### Data entries
%%

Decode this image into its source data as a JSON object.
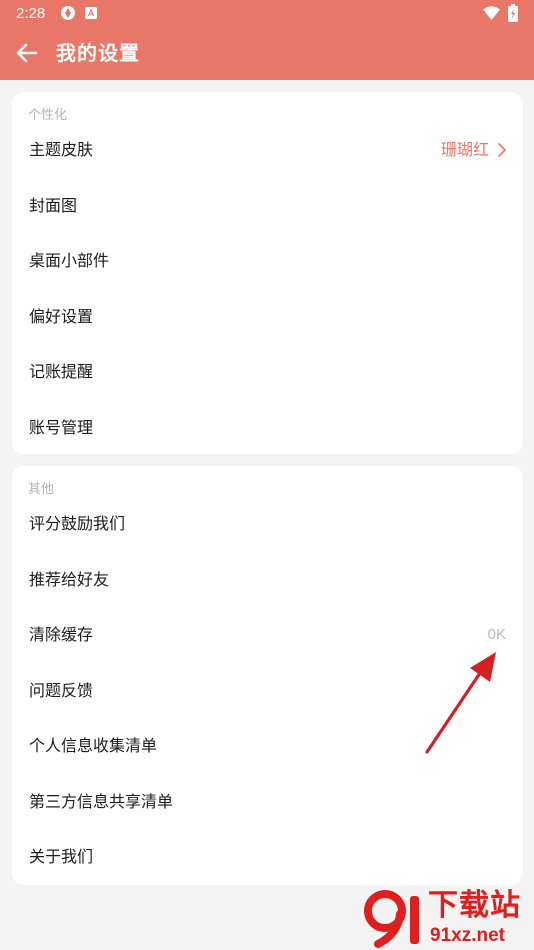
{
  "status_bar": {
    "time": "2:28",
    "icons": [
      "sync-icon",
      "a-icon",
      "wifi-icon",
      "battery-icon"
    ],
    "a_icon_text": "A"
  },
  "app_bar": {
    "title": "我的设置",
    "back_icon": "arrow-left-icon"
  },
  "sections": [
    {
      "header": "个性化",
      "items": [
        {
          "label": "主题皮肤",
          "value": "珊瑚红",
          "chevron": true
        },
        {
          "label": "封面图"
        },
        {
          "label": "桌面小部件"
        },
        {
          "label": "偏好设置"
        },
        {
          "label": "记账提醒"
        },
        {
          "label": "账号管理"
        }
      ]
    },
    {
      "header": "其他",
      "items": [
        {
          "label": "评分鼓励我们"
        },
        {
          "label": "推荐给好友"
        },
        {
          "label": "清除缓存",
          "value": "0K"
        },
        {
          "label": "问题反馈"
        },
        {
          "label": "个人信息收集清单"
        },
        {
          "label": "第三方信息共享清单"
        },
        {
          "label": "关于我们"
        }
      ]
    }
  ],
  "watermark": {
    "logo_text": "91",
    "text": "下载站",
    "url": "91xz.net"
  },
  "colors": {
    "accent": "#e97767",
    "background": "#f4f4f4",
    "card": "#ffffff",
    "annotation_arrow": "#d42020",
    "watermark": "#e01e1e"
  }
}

%%
%%

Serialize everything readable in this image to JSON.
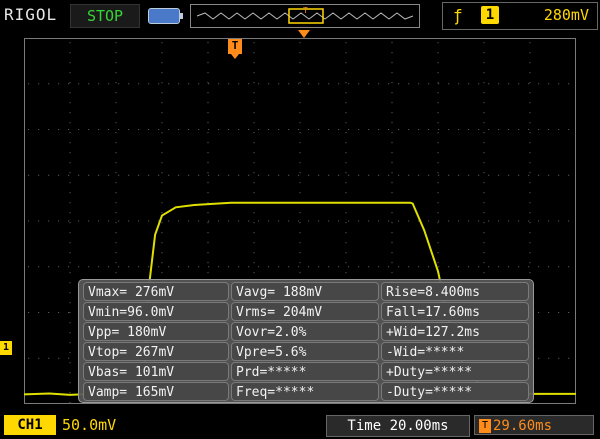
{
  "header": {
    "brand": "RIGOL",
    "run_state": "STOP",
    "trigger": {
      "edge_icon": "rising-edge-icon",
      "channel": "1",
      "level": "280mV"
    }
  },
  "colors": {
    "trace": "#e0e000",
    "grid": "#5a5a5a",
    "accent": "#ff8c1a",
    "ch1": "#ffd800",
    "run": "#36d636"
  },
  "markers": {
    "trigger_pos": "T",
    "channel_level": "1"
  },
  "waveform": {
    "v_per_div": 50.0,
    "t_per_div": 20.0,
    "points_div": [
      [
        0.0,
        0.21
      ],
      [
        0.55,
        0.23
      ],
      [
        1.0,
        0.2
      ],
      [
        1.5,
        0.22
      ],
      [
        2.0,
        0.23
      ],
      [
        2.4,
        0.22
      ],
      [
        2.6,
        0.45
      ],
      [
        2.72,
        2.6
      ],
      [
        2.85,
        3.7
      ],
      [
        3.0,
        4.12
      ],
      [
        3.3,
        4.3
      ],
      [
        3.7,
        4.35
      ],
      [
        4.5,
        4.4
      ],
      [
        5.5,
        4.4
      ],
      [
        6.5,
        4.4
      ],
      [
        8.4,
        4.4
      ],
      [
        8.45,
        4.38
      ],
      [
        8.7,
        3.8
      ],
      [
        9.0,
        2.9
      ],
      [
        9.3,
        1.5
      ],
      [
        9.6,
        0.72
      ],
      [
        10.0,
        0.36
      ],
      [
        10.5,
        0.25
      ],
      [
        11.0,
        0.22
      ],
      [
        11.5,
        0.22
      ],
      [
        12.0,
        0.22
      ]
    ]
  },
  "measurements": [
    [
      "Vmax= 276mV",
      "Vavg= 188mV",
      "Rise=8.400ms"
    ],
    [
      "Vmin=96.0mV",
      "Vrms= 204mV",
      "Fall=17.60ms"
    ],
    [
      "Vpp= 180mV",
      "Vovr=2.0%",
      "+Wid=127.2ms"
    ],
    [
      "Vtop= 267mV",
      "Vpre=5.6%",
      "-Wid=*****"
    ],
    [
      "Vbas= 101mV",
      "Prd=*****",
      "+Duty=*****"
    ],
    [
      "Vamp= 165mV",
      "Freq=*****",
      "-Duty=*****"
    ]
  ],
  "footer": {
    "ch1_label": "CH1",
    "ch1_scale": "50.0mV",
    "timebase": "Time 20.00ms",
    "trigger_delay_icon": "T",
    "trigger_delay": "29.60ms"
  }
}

%%

Count how many lines contain "this" and give only that count.

2